* **Material provided**:
....................
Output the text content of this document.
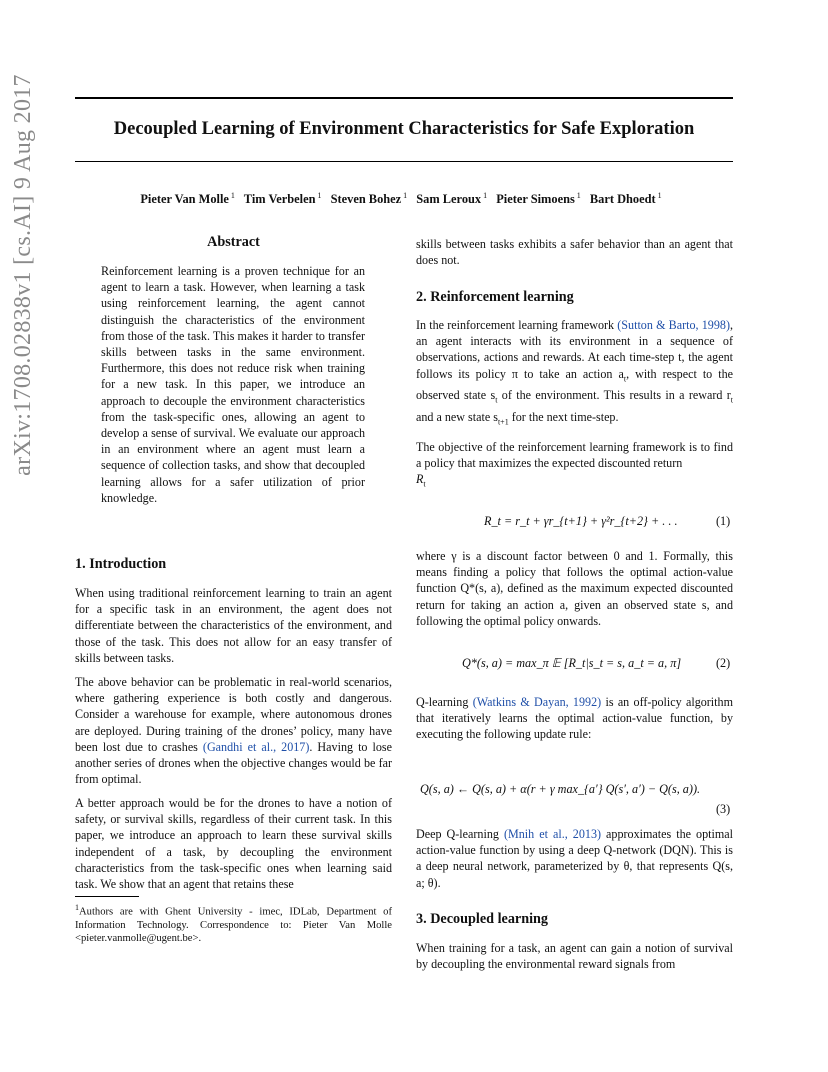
Decoupled Learning of Environment Characteristics for Safe Exploration
Pieter Van Molle $^1$ Tim Verbelen $^1$ Steven Bohez $^1$ Sam Leroux $^1$ Pieter Simoens $^1$ Bart Dhoedt $^1$
arXiv:1708.02838v1 [cs.AI] 9 Aug 2017	Abstract
Reinforcement learning is a proven technique for an agent to learn a task. However, when learning a task using reinforcement learning, the agent cannot distinguish the characteristics of the environment from those of the task. This makes it harder to transfer skills between tasks in the same environment. Furthermore, this does not reduce risk when training for a new task. In this paper, we introduce an approach to decouple the environment characteristics from the task-specific ones, allowing an agent to develop a sense of survival. We evaluate our approach in an environment where an agent must learn a sequence of collection tasks, and show that decoupled learning allows for a safer utilization of prior knowledge.
1. Introduction
When using traditional reinforcement learning to train an agent for a specific task in an environment, the agent does not differentiate between the characteristics of the environment, and those of the task. This does not allow for an easy transfer of skills between tasks.
The above behavior can be problematic in real-world scenarios, where gathering experience is both costly and dangerous. Consider a warehouse for example, where autonomous drones are deployed. During training of the drones’ policy, many have been lost due to crashes (Gandhi et al., 2017). Having to lose another series of drones when the objective changes would be far from optimal.
A better approach would be for the drones to have a notion of safety, or survival skills, regardless of their current task. In this paper, we introduce an approach to learn these survival skills independent of a task, by decoupling the environment characteristics from the task-specific ones when learning said task. We show that an agent that retains these
$^1$Authors are with Ghent University - imec, IDLab, Department of Information Technology. Correspondence to: Pieter Van Molle <pieter.vanmolle@ugent.be>.
skills between tasks exhibits a safer behavior than an agent that does not.
2. Reinforcement learning
In the reinforcement learning framework (Sutton & Barto, 1998), an agent interacts with its environment in a sequence of observations, actions and rewards. At each time-step t, the agent follows its policy π to take an action $a_t$, with respect to the observed state $s_t$ of the environment. This results in a reward $r_t$ and a new state $s_{t+1}$ for the next time-step.
The objective of the reinforcement learning framework is to find a policy that maximizes the expected discounted return
$R_t$
R_t = r_t + γr_{t+1} + γ²r_{t+2} + . . .	(1)
where γ is a discount factor between 0 and 1. Formally, this means finding a policy that follows the optimal action-value function Q*(s, a), defined as the maximum expected discounted return for taking an action a, given an observed state s, and following the optimal policy onwards.
Q*(s, a) = max_π 𝔼 [R_t|s_t = s, a_t = a, π]	(2)
Q-learning (Watkins & Dayan, 1992) is an off-policy algorithm that iteratively learns the optimal action-value function, by executing the following update rule:
Q(s, a) ← Q(s, a) + α(r + γ max_{a′} Q(s′, a′) − Q(s, a)).
(3)
Deep Q-learning (Mnih et al., 2013) approximates the optimal action-value function by using a deep Q-network (DQN). This is a deep neural network, parameterized by θ, that represents Q(s, a; θ).
3. Decoupled learning
When training for a task, an agent can gain a notion of survival by decoupling the environmental reward signals from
....................
* **Do this**: Pick out each line above that includes "reward" and show it.

* **Reply to the task**:
In the reinforcement learning framework (Sutton & Barto, 1998), an agent interacts with its environment in a sequence of observations, actions and rewards. At each time-step t, the agent follows its policy π to take an action $a_t$, with respect to the observed state $s_t$ of the environment. This results in a reward $r_t$ and a new state $s_{t+1}$ for the next time-step.
When training for a task, an agent can gain a notion of survival by decoupling the environmental reward signals from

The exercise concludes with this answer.